STORED DATA —
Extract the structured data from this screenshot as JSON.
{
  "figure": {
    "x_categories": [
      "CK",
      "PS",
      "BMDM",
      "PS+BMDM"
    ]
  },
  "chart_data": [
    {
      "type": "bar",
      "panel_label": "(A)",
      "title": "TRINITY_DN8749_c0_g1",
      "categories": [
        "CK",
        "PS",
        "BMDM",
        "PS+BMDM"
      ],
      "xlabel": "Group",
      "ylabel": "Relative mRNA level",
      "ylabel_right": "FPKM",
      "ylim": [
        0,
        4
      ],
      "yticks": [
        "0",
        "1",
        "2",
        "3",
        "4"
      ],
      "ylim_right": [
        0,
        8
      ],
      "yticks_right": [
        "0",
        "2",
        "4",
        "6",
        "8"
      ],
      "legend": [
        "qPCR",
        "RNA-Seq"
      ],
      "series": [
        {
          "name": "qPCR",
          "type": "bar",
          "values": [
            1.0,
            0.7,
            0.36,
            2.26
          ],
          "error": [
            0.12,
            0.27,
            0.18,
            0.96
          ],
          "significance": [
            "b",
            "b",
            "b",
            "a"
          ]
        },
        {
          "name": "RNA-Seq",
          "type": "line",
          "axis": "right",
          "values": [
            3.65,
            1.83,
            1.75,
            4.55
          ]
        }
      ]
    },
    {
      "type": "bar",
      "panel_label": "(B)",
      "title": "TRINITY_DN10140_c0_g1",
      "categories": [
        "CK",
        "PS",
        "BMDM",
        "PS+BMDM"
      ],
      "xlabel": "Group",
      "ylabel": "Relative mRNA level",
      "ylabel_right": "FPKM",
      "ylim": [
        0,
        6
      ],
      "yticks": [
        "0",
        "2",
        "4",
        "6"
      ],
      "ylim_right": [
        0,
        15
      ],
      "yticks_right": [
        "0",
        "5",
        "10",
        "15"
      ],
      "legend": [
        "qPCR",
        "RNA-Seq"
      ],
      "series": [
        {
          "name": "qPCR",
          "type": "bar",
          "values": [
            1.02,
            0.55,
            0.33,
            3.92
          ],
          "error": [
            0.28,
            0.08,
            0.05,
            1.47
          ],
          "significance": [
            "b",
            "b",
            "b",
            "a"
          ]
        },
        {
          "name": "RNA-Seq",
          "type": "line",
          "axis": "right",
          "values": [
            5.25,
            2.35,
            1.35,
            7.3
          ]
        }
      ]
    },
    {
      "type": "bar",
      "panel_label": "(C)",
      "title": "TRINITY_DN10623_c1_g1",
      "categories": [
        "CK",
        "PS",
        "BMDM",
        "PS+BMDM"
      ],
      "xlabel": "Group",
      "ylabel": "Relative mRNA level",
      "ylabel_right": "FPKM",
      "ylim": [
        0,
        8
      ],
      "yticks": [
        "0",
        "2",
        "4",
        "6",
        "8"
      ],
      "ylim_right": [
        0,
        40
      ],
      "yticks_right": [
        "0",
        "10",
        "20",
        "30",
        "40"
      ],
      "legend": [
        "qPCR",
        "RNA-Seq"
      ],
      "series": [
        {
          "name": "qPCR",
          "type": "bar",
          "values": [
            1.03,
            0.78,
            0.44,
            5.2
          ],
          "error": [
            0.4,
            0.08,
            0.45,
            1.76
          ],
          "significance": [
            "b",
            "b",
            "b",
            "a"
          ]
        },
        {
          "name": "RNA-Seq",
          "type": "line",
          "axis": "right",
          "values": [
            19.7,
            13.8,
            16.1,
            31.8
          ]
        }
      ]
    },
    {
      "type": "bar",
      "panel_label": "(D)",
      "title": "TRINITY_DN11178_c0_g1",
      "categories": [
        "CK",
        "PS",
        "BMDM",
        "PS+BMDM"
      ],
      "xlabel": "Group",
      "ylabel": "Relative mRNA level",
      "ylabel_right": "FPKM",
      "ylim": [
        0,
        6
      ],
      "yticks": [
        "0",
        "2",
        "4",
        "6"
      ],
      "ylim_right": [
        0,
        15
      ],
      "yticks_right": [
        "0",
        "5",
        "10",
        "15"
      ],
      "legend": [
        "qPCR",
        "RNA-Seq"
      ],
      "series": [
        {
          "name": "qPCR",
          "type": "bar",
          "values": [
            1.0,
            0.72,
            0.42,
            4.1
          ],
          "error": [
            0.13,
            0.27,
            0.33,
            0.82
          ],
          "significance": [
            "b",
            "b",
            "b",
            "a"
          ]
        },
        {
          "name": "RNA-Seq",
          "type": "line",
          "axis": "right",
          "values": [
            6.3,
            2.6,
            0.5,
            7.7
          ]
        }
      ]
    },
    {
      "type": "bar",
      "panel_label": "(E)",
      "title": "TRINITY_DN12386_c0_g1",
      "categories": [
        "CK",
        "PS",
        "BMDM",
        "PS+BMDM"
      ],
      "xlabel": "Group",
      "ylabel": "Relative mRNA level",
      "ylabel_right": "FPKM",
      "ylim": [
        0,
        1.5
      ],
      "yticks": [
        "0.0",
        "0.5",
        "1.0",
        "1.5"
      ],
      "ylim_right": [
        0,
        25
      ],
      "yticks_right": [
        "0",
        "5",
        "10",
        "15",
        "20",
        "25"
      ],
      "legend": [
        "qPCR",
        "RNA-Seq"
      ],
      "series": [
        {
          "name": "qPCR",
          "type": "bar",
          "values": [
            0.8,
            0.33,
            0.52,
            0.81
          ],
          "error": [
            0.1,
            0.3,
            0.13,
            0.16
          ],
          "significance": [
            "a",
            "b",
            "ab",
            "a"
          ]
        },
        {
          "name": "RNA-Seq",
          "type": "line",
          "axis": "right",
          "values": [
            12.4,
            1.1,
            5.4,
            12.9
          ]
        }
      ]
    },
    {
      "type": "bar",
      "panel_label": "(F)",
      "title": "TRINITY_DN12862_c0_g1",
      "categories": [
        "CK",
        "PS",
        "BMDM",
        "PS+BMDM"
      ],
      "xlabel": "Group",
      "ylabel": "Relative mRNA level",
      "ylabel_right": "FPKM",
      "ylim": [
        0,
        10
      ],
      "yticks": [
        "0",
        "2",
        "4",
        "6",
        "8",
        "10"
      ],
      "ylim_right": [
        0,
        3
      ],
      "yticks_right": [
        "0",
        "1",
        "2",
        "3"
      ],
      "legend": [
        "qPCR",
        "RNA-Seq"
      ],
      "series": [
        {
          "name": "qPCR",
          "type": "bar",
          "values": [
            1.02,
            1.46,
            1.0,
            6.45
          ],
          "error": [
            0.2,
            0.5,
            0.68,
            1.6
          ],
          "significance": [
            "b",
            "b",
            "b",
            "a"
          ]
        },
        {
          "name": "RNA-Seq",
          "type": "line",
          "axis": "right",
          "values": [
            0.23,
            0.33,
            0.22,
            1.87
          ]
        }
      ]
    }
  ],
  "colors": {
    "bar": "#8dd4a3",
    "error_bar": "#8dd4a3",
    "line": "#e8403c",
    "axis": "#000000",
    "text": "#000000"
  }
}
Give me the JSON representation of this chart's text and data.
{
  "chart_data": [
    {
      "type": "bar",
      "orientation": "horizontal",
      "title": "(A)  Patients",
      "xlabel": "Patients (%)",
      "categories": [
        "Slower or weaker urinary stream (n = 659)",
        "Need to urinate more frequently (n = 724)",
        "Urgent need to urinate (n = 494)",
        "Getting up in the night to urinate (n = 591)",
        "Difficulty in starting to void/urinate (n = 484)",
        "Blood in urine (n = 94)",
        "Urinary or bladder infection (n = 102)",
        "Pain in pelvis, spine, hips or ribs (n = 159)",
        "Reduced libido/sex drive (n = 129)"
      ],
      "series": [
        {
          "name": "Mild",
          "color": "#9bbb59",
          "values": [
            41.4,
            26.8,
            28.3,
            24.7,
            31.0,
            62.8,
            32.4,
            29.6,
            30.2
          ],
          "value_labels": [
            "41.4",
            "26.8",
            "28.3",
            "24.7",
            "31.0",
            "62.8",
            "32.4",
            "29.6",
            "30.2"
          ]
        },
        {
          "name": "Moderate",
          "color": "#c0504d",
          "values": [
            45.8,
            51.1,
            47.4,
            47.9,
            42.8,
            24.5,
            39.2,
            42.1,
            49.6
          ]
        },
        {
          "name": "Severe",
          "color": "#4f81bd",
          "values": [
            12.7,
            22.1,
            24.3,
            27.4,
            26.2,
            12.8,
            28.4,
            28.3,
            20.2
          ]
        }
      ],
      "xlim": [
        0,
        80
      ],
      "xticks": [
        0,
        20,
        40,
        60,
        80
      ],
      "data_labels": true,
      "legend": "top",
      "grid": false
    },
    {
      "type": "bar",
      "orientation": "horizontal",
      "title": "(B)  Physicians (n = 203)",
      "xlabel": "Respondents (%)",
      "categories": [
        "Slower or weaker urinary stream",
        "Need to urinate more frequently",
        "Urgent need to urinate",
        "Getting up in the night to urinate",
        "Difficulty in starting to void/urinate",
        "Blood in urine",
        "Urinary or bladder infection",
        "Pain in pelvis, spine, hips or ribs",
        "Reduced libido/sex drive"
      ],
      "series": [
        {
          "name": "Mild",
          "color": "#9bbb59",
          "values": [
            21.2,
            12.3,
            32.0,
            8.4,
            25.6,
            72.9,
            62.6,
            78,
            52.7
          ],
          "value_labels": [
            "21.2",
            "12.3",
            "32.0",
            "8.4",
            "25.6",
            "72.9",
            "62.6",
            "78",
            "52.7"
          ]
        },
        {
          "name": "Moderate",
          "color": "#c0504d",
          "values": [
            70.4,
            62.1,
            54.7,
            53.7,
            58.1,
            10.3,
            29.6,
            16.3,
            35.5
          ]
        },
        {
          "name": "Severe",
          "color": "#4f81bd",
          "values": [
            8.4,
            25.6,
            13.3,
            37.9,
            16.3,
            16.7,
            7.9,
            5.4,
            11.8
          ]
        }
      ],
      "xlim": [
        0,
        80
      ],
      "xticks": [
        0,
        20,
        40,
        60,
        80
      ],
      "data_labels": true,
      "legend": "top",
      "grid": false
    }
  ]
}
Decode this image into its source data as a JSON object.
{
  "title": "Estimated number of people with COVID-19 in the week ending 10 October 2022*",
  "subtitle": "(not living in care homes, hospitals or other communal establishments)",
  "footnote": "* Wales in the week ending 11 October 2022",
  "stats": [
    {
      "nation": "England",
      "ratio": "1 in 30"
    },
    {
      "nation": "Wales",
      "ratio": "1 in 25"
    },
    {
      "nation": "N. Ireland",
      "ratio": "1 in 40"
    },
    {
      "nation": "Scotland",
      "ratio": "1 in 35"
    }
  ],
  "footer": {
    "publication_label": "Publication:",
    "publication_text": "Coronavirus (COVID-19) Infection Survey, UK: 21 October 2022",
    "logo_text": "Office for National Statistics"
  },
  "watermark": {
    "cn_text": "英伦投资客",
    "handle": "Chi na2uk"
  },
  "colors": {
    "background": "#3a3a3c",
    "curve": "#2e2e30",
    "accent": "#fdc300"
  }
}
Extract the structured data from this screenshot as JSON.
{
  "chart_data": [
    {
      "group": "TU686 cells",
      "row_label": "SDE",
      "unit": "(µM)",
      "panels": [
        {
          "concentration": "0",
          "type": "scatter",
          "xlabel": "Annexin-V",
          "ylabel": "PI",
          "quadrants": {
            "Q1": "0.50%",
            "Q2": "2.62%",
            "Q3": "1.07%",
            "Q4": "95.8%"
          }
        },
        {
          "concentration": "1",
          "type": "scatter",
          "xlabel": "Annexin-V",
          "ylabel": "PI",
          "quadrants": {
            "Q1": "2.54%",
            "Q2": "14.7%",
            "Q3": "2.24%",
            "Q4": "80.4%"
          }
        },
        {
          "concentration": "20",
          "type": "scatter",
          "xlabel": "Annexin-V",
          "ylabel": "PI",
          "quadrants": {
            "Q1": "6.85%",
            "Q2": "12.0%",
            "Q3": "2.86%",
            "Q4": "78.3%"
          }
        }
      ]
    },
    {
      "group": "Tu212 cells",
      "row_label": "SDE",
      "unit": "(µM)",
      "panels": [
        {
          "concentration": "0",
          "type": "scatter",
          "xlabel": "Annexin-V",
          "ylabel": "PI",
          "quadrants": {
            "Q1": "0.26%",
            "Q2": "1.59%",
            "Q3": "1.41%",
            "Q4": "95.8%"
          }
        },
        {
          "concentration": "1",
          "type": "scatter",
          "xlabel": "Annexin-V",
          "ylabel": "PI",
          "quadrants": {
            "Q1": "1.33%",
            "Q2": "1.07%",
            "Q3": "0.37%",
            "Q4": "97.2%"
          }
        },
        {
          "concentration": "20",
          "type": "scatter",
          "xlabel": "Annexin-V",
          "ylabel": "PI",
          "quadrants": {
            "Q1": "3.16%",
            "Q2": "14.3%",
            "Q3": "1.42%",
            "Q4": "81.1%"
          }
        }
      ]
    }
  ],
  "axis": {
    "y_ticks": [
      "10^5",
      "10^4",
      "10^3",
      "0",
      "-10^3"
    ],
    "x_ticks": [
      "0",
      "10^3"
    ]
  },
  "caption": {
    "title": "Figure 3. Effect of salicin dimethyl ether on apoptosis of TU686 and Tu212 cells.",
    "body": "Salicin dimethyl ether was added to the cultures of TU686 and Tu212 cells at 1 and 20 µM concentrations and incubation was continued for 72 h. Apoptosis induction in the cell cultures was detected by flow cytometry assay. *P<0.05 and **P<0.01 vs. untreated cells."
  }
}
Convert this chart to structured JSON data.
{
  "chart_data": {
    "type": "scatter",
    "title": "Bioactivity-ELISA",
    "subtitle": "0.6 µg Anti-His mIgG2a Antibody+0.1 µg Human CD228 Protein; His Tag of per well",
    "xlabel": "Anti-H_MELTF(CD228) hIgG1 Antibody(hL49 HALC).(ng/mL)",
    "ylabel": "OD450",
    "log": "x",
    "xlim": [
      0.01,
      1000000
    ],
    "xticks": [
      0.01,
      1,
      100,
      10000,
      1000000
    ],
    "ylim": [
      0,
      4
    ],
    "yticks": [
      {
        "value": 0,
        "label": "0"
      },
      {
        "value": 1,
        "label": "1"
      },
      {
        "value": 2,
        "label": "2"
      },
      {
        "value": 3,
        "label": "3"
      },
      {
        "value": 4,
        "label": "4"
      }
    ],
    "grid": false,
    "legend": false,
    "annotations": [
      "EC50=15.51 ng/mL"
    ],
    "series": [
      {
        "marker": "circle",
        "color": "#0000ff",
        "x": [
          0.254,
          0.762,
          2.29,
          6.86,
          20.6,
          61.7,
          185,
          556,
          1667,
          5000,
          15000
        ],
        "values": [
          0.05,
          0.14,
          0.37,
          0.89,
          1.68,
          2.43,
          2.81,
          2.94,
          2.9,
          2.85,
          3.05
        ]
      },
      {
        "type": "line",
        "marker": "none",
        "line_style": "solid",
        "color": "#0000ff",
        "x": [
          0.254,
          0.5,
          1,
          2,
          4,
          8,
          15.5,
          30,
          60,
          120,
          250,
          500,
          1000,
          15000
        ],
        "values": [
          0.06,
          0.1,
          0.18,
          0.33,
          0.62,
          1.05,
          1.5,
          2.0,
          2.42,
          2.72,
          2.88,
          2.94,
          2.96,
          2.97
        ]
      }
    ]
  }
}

WHAT IS NEEDED —
Working through the entries above, copy every line in which "starting" is found.

TASK RESPONSE —
        "Difficulty in starting to void/urinate (n = 484)",
        "Difficulty in starting to void/urinate",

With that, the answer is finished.